EXERCISE REQUIREMENTS:
Without the pictures, can you quote each line below exactly?

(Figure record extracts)
┄┄┄┄┄┄┄┄┄┄
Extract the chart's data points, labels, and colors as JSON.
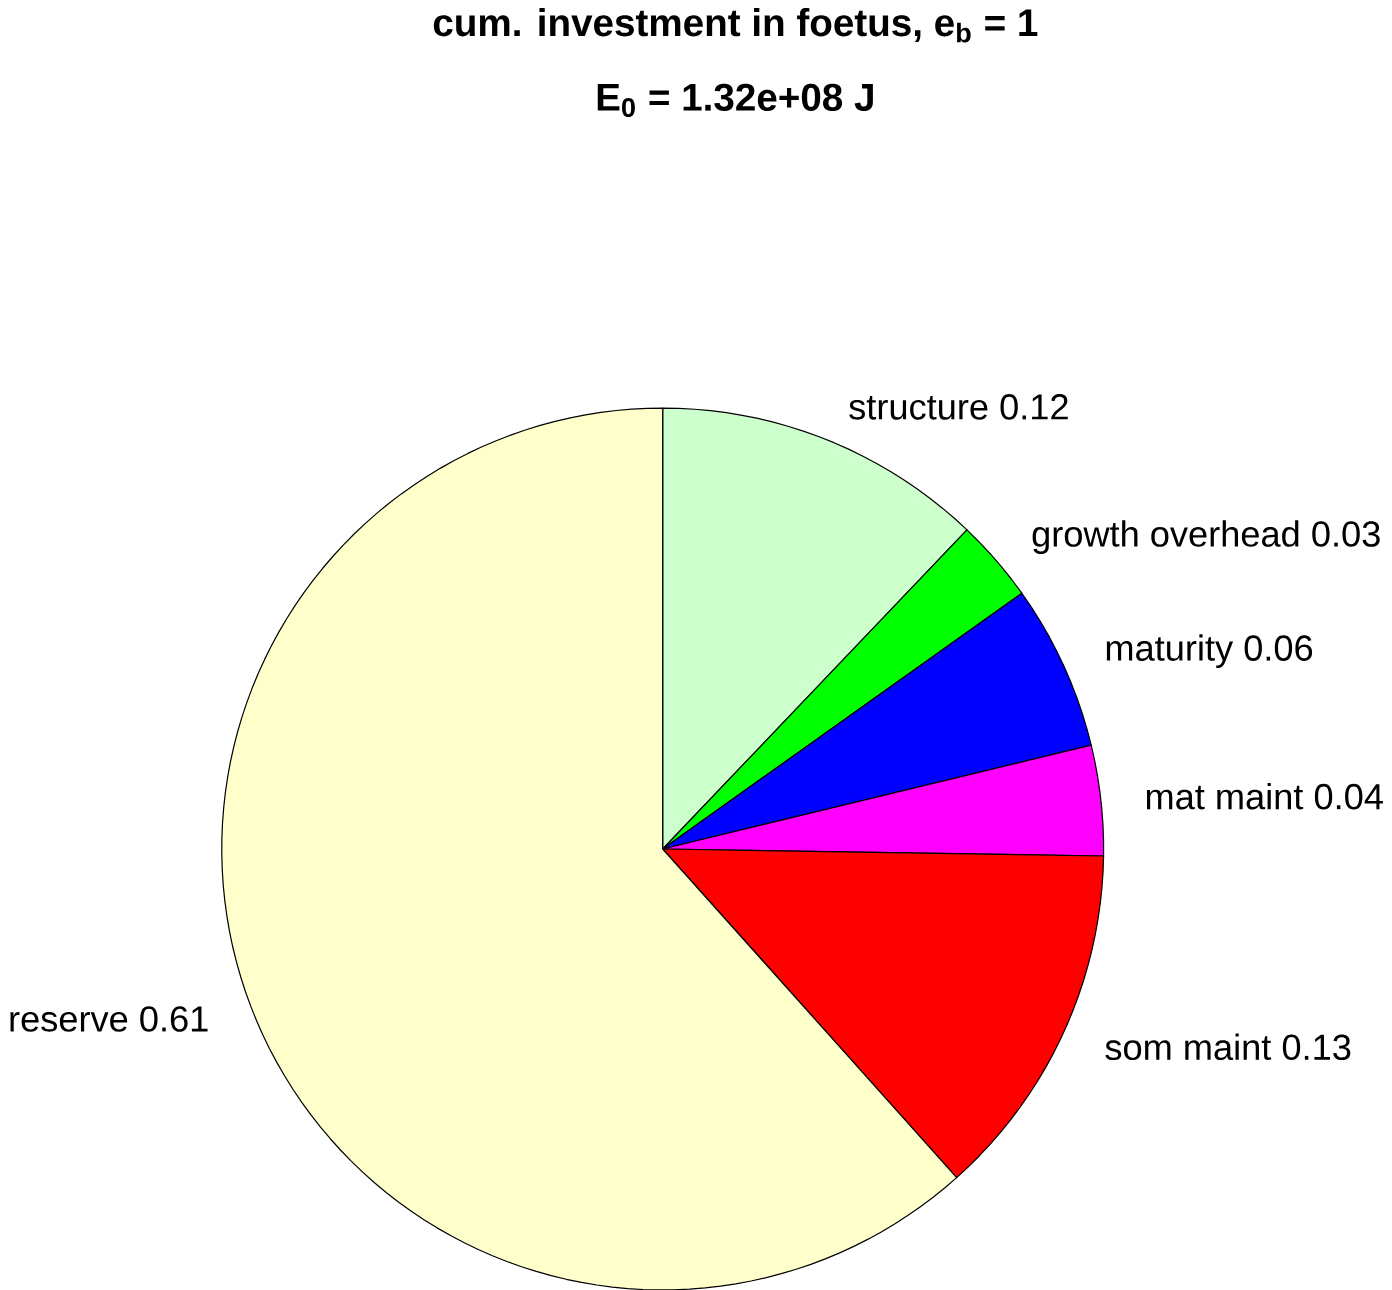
{
  "chart_data": {
    "type": "pie",
    "title": "cum. investment in foetus, e$_{b}$ = 1",
    "subtitle": "E$_{0}$ = 1.32e+08 J",
    "categories": [
      "structure",
      "growth overhead",
      "maturity",
      "mat maint",
      "som maint",
      "reserve"
    ],
    "values": [
      0.12,
      0.03,
      0.06,
      0.04,
      0.13,
      0.61
    ],
    "colors": [
      "#ccffcc",
      "#00ff00",
      "#0000ff",
      "#ff00ff",
      "#ff0000",
      "#ffffcc"
    ],
    "data_labels": true
  }
}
┄┄┄┄┄┄┄┄┄┄
ANSWER TO THIS TASK:
Extract the chart's data points, labels, and colors as JSON.
{
  "chart_data": {
    "type": "pie",
    "title": "cum. investment in foetus, e$_{b}$ = 1",
    "subtitle": "E$_{0}$ = 1.32e+08 J",
    "categories": [
      "structure",
      "growth overhead",
      "maturity",
      "mat maint",
      "som maint",
      "reserve"
    ],
    "values": [
      0.12,
      0.03,
      0.06,
      0.04,
      0.13,
      0.61
    ],
    "colors": [
      "#ccffcc",
      "#00ff00",
      "#0000ff",
      "#ff00ff",
      "#ff0000",
      "#ffffcc"
    ],
    "data_labels": true
  }
}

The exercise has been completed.